Task prompt
Where the data below has the string "органов", return the whole line.

Dataset records
++++++++++++++++++++

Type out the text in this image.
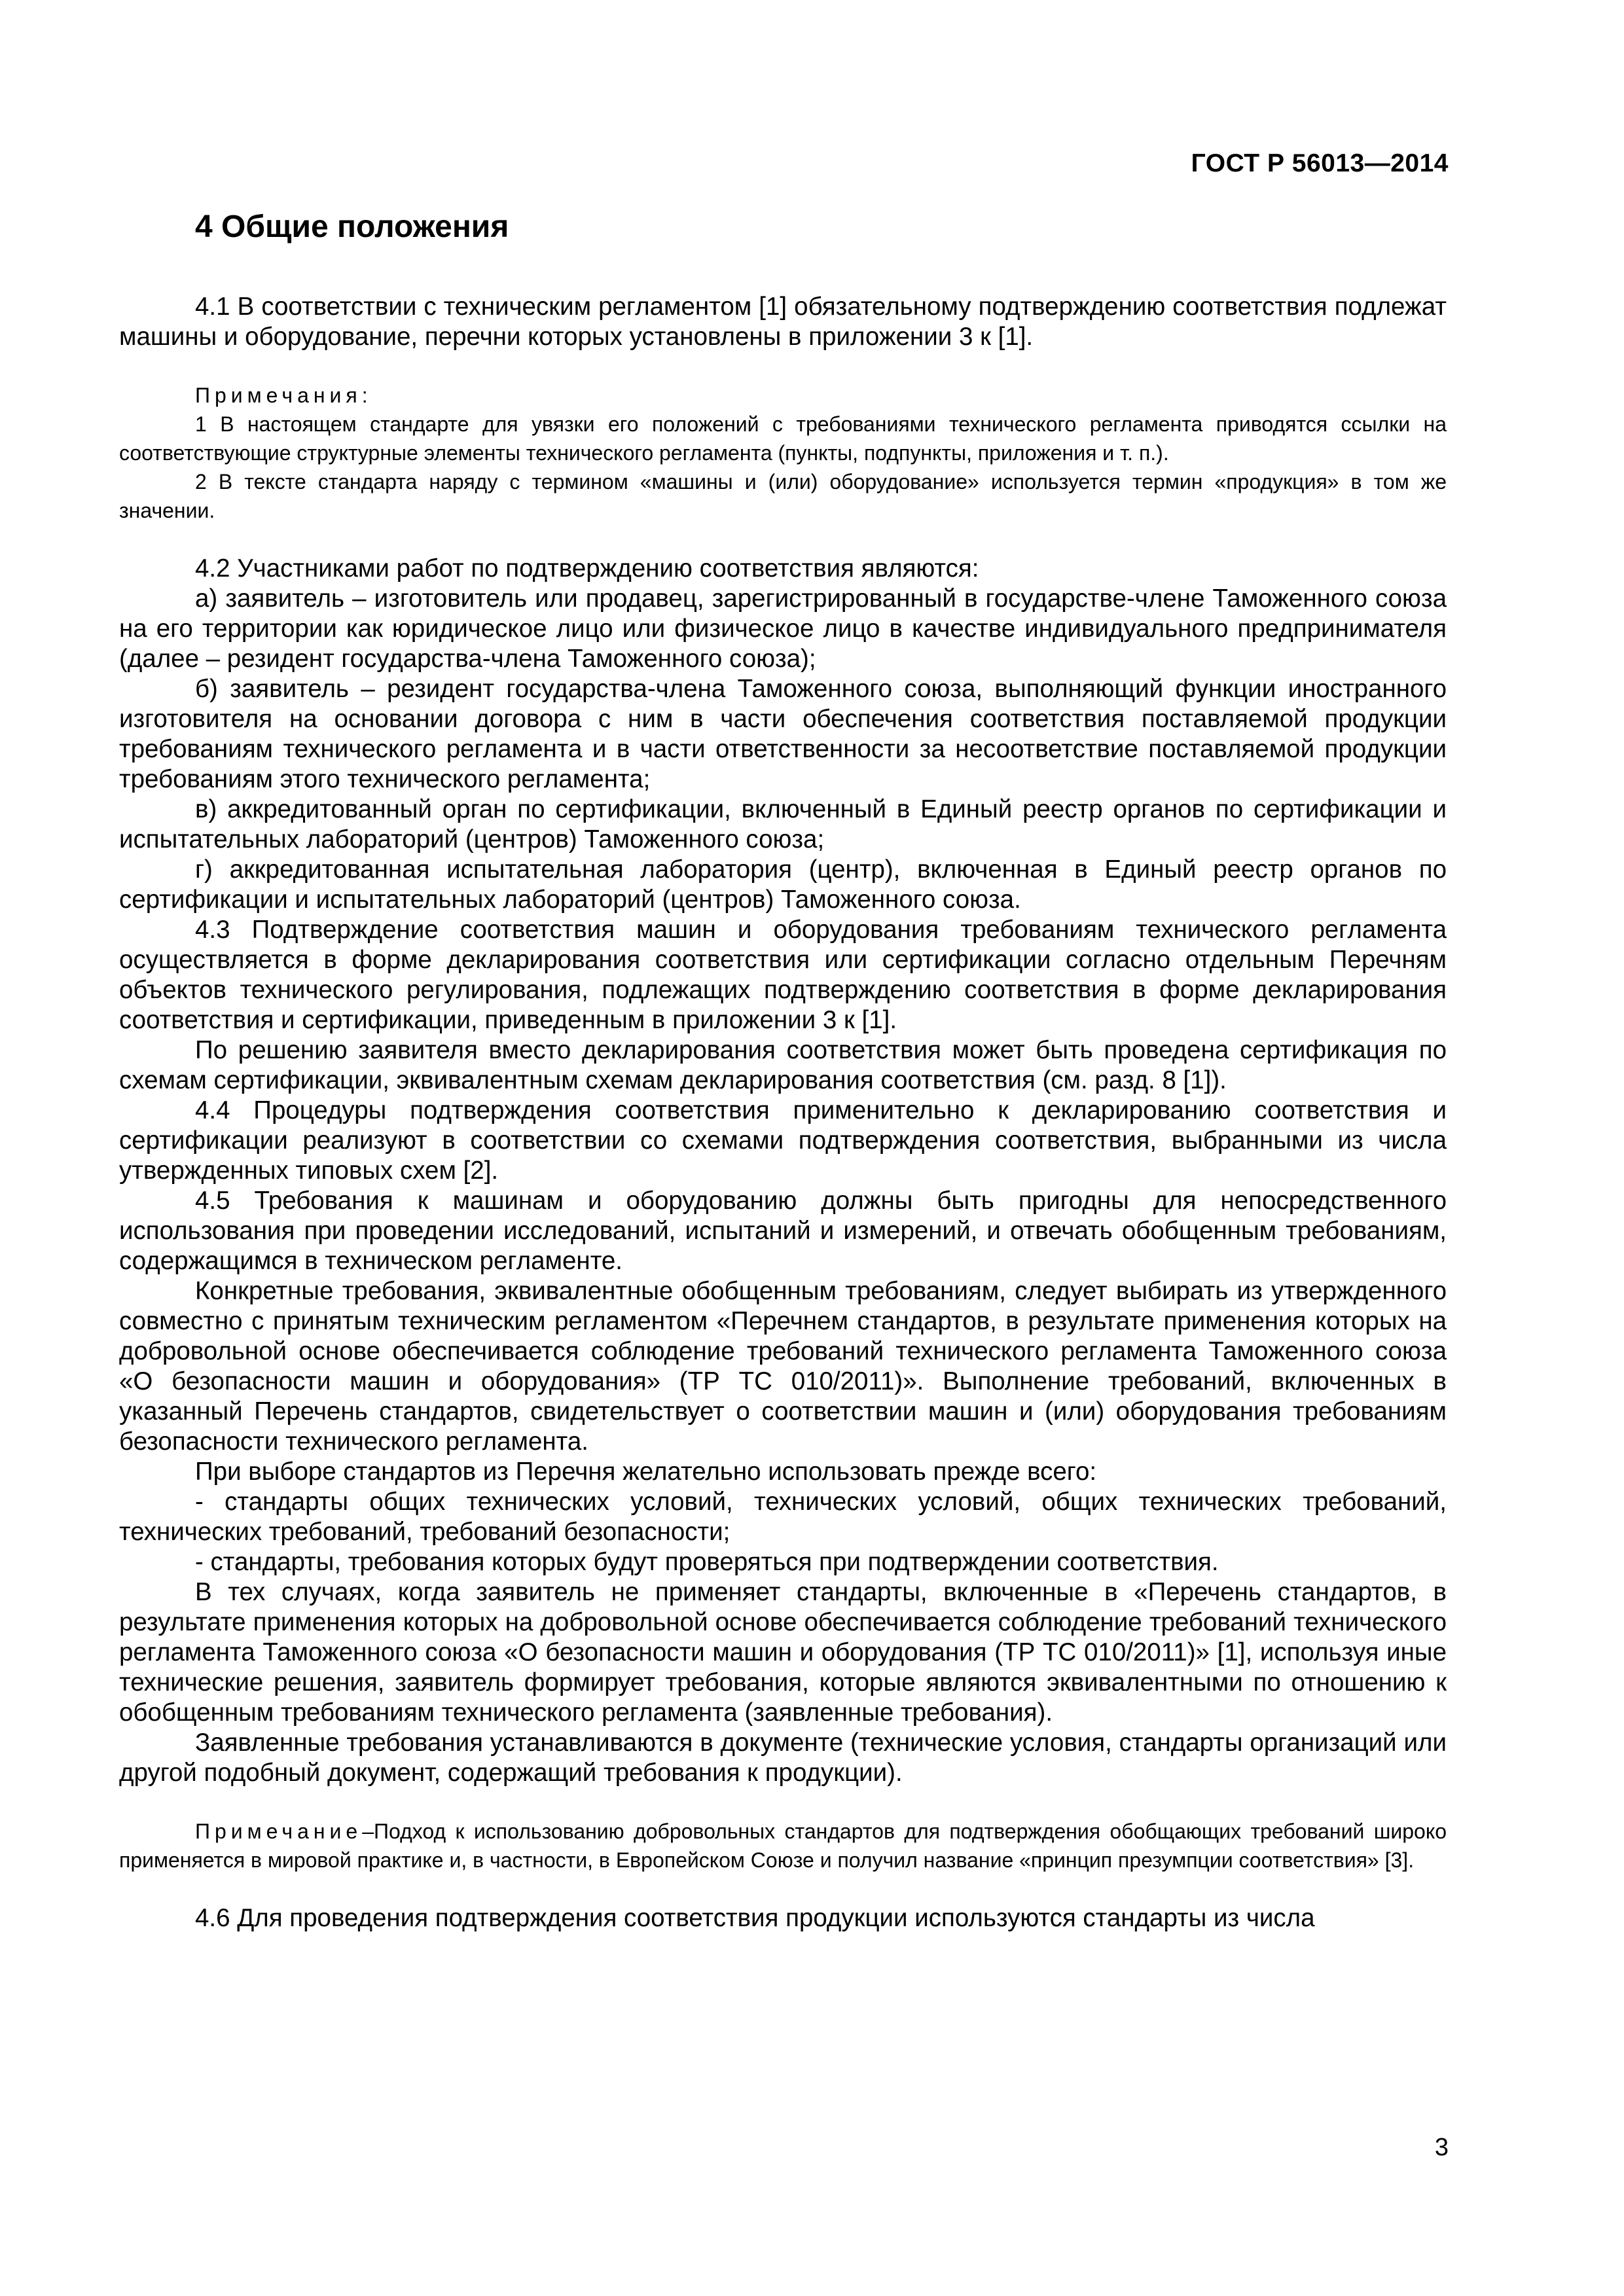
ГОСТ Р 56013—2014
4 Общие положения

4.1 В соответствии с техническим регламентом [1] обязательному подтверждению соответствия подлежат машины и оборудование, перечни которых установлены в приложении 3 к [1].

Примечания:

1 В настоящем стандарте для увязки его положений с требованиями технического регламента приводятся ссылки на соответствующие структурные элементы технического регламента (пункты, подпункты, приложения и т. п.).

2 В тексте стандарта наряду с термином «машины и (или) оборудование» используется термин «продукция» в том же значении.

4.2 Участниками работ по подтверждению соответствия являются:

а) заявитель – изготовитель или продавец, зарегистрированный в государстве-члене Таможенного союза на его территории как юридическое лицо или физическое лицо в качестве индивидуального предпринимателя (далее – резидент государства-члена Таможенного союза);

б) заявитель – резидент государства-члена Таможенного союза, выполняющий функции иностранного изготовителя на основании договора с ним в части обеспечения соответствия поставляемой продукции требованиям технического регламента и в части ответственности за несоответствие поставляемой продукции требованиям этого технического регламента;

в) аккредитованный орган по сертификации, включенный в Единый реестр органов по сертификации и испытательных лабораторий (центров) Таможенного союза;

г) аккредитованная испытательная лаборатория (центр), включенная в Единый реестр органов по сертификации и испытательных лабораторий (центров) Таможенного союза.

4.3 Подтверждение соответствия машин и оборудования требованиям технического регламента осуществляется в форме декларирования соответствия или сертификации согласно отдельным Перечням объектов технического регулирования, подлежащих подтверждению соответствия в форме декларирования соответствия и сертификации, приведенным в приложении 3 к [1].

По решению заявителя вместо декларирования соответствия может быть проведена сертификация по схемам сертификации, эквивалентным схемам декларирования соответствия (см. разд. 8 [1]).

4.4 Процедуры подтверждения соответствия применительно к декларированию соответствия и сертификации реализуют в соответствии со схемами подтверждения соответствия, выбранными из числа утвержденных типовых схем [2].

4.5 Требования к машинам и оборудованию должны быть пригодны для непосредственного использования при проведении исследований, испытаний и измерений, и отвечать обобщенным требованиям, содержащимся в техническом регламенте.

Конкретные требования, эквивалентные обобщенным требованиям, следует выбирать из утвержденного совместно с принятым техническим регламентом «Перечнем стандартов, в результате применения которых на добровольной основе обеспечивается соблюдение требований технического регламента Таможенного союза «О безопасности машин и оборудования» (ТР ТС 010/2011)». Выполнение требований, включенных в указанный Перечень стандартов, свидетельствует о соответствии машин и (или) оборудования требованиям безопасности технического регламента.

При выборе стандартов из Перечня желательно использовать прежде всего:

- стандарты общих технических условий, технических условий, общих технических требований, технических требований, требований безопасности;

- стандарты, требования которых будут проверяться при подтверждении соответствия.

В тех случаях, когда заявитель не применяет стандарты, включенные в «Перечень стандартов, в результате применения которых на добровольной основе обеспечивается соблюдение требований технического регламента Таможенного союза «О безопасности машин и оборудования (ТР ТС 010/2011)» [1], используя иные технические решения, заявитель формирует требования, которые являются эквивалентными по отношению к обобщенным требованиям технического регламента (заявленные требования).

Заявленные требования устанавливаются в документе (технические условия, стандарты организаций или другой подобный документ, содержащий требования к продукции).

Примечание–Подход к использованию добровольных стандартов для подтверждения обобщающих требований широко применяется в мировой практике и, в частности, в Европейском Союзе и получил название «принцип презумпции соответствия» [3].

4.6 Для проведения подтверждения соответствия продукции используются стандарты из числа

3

++++++++++++++++++++

Exercise result
в) аккредитованный орган по сертификации, включенный в Единый реестр органов по сертификации и испытательных лабораторий (центров) Таможенного союза;
г) аккредитованная испытательная лаборатория (центр), включенная в Единый реестр органов по сертификации и испытательных лабораторий (центров) Таможенного союза.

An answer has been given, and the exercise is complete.